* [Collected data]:
--- BEGIN ---
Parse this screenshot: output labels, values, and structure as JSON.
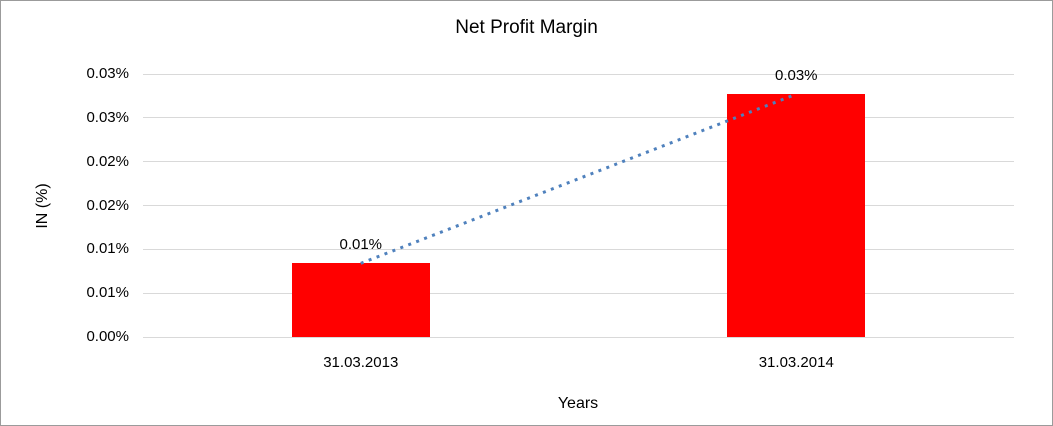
{
  "chart_data": {
    "type": "bar",
    "title": "Net Profit Margin",
    "xlabel": "Years",
    "ylabel": "IN (%)",
    "categories": [
      "31.03.2013",
      "31.03.2014"
    ],
    "values_pct": [
      0.0084,
      0.0277
    ],
    "data_labels": [
      "0.01%",
      "0.03%"
    ],
    "y_ticks": [
      {
        "value": 0.0,
        "label": "0.00%"
      },
      {
        "value": 0.005,
        "label": "0.01%"
      },
      {
        "value": 0.01,
        "label": "0.01%"
      },
      {
        "value": 0.015,
        "label": "0.02%"
      },
      {
        "value": 0.02,
        "label": "0.02%"
      },
      {
        "value": 0.025,
        "label": "0.03%"
      },
      {
        "value": 0.03,
        "label": "0.03%"
      }
    ],
    "ylim": [
      0,
      0.03
    ],
    "grid": true,
    "legend": false,
    "trendline": {
      "style": "dotted",
      "from_category": 0,
      "to_category": 1
    },
    "colors": {
      "bar": "#ff0000",
      "trendline": "#4f81bd",
      "gridline": "#d9d9d9",
      "text": "#000000",
      "background": "#ffffff",
      "frame_border": "#9b9b9b"
    }
  }
}
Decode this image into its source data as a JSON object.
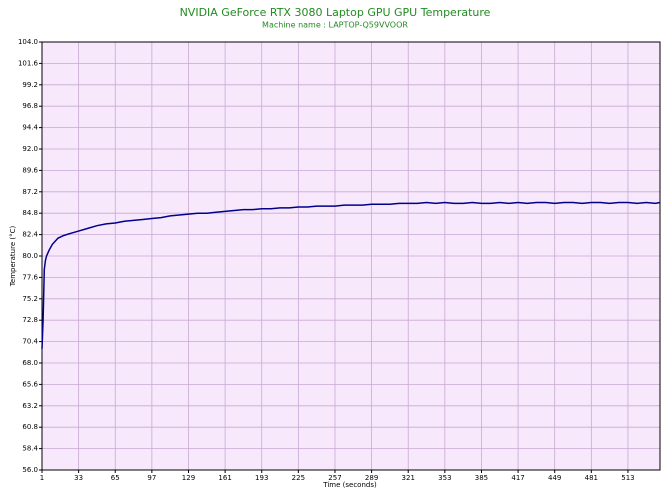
{
  "chart_data": {
    "type": "line",
    "title": "NVIDIA GeForce RTX 3080 Laptop GPU GPU Temperature",
    "subtitle": "Machine name : LAPTOP-Q59VVOOR",
    "x_label": "Time (seconds)",
    "y_label": "Temperature (°C)",
    "xlim": [
      1,
      541
    ],
    "ylim": [
      56,
      104
    ],
    "xticks": [
      1,
      33,
      65,
      97,
      129,
      161,
      193,
      225,
      257,
      289,
      321,
      353,
      385,
      417,
      449,
      481,
      513
    ],
    "yticks": [
      {
        "value": 56,
        "label": "56.0"
      },
      58.4,
      60.8,
      63.2,
      65.6,
      {
        "value": 68,
        "label": "68.0"
      },
      70.4,
      72.8,
      75.2,
      77.6,
      {
        "value": 80,
        "label": "80.0"
      },
      82.4,
      84.8,
      87.2,
      89.6,
      {
        "value": 92,
        "label": "92.0"
      },
      94.4,
      96.8,
      99.2,
      101.6,
      {
        "value": 104,
        "label": "104.0"
      }
    ],
    "grid": true,
    "x": [
      1,
      2,
      3,
      4,
      5,
      7,
      10,
      15,
      20,
      25,
      33,
      41,
      49,
      57,
      65,
      73,
      81,
      89,
      97,
      105,
      113,
      121,
      129,
      137,
      145,
      153,
      161,
      169,
      177,
      185,
      193,
      201,
      209,
      217,
      225,
      233,
      241,
      249,
      257,
      265,
      273,
      281,
      289,
      297,
      305,
      313,
      321,
      329,
      337,
      345,
      353,
      361,
      369,
      377,
      385,
      393,
      401,
      409,
      417,
      425,
      433,
      441,
      449,
      457,
      465,
      473,
      481,
      489,
      497,
      505,
      513,
      521,
      529,
      537,
      541
    ],
    "series": [
      {
        "name": "GPU Temperature",
        "color": "#00008b",
        "values": [
          69.6,
          73,
          78.5,
          79.5,
          80.0,
          80.6,
          81.3,
          82.0,
          82.3,
          82.5,
          82.8,
          83.1,
          83.4,
          83.6,
          83.7,
          83.9,
          84.0,
          84.1,
          84.2,
          84.3,
          84.5,
          84.6,
          84.7,
          84.8,
          84.8,
          84.9,
          85.0,
          85.1,
          85.2,
          85.2,
          85.3,
          85.3,
          85.4,
          85.4,
          85.5,
          85.5,
          85.6,
          85.6,
          85.6,
          85.7,
          85.7,
          85.7,
          85.8,
          85.8,
          85.8,
          85.9,
          85.9,
          85.9,
          86.0,
          85.9,
          86.0,
          85.9,
          85.9,
          86.0,
          85.9,
          85.9,
          86.0,
          85.9,
          86.0,
          85.9,
          86.0,
          86.0,
          85.9,
          86.0,
          86.0,
          85.9,
          86.0,
          86.0,
          85.9,
          86.0,
          86.0,
          85.9,
          86.0,
          85.9,
          86.0
        ]
      }
    ]
  }
}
--- END ---
* [YOUR OBJECTIVE]:
Extract all the entries word for word; omit any pictures.

* [THE RESULT]:
Parse this screenshot: output labels, values, and structure as JSON.
{
  "chart_data": {
    "type": "bar",
    "title": "Net Profit Margin",
    "xlabel": "Years",
    "ylabel": "IN (%)",
    "categories": [
      "31.03.2013",
      "31.03.2014"
    ],
    "values_pct": [
      0.0084,
      0.0277
    ],
    "data_labels": [
      "0.01%",
      "0.03%"
    ],
    "y_ticks": [
      {
        "value": 0.0,
        "label": "0.00%"
      },
      {
        "value": 0.005,
        "label": "0.01%"
      },
      {
        "value": 0.01,
        "label": "0.01%"
      },
      {
        "value": 0.015,
        "label": "0.02%"
      },
      {
        "value": 0.02,
        "label": "0.02%"
      },
      {
        "value": 0.025,
        "label": "0.03%"
      },
      {
        "value": 0.03,
        "label": "0.03%"
      }
    ],
    "ylim": [
      0,
      0.03
    ],
    "grid": true,
    "legend": false,
    "trendline": {
      "style": "dotted",
      "from_category": 0,
      "to_category": 1
    },
    "colors": {
      "bar": "#ff0000",
      "trendline": "#4f81bd",
      "gridline": "#d9d9d9",
      "text": "#000000",
      "background": "#ffffff",
      "frame_border": "#9b9b9b"
    }
  }
}
Decode this image into its source data as a JSON object.
{
  "chart_data": {
    "type": "line",
    "title": "NVIDIA GeForce RTX 3080 Laptop GPU GPU Temperature",
    "subtitle": "Machine name : LAPTOP-Q59VVOOR",
    "x_label": "Time (seconds)",
    "y_label": "Temperature (°C)",
    "xlim": [
      1,
      541
    ],
    "ylim": [
      56,
      104
    ],
    "xticks": [
      1,
      33,
      65,
      97,
      129,
      161,
      193,
      225,
      257,
      289,
      321,
      353,
      385,
      417,
      449,
      481,
      513
    ],
    "yticks": [
      {
        "value": 56,
        "label": "56.0"
      },
      58.4,
      60.8,
      63.2,
      65.6,
      {
        "value": 68,
        "label": "68.0"
      },
      70.4,
      72.8,
      75.2,
      77.6,
      {
        "value": 80,
        "label": "80.0"
      },
      82.4,
      84.8,
      87.2,
      89.6,
      {
        "value": 92,
        "label": "92.0"
      },
      94.4,
      96.8,
      99.2,
      101.6,
      {
        "value": 104,
        "label": "104.0"
      }
    ],
    "grid": true,
    "x": [
      1,
      2,
      3,
      4,
      5,
      7,
      10,
      15,
      20,
      25,
      33,
      41,
      49,
      57,
      65,
      73,
      81,
      89,
      97,
      105,
      113,
      121,
      129,
      137,
      145,
      153,
      161,
      169,
      177,
      185,
      193,
      201,
      209,
      217,
      225,
      233,
      241,
      249,
      257,
      265,
      273,
      281,
      289,
      297,
      305,
      313,
      321,
      329,
      337,
      345,
      353,
      361,
      369,
      377,
      385,
      393,
      401,
      409,
      417,
      425,
      433,
      441,
      449,
      457,
      465,
      473,
      481,
      489,
      497,
      505,
      513,
      521,
      529,
      537,
      541
    ],
    "series": [
      {
        "name": "GPU Temperature",
        "color": "#00008b",
        "values": [
          69.6,
          73,
          78.5,
          79.5,
          80.0,
          80.6,
          81.3,
          82.0,
          82.3,
          82.5,
          82.8,
          83.1,
          83.4,
          83.6,
          83.7,
          83.9,
          84.0,
          84.1,
          84.2,
          84.3,
          84.5,
          84.6,
          84.7,
          84.8,
          84.8,
          84.9,
          85.0,
          85.1,
          85.2,
          85.2,
          85.3,
          85.3,
          85.4,
          85.4,
          85.5,
          85.5,
          85.6,
          85.6,
          85.6,
          85.7,
          85.7,
          85.7,
          85.8,
          85.8,
          85.8,
          85.9,
          85.9,
          85.9,
          86.0,
          85.9,
          86.0,
          85.9,
          85.9,
          86.0,
          85.9,
          85.9,
          86.0,
          85.9,
          86.0,
          85.9,
          86.0,
          86.0,
          85.9,
          86.0,
          86.0,
          85.9,
          86.0,
          86.0,
          85.9,
          86.0,
          86.0,
          85.9,
          86.0,
          85.9,
          86.0
        ]
      }
    ]
  }
}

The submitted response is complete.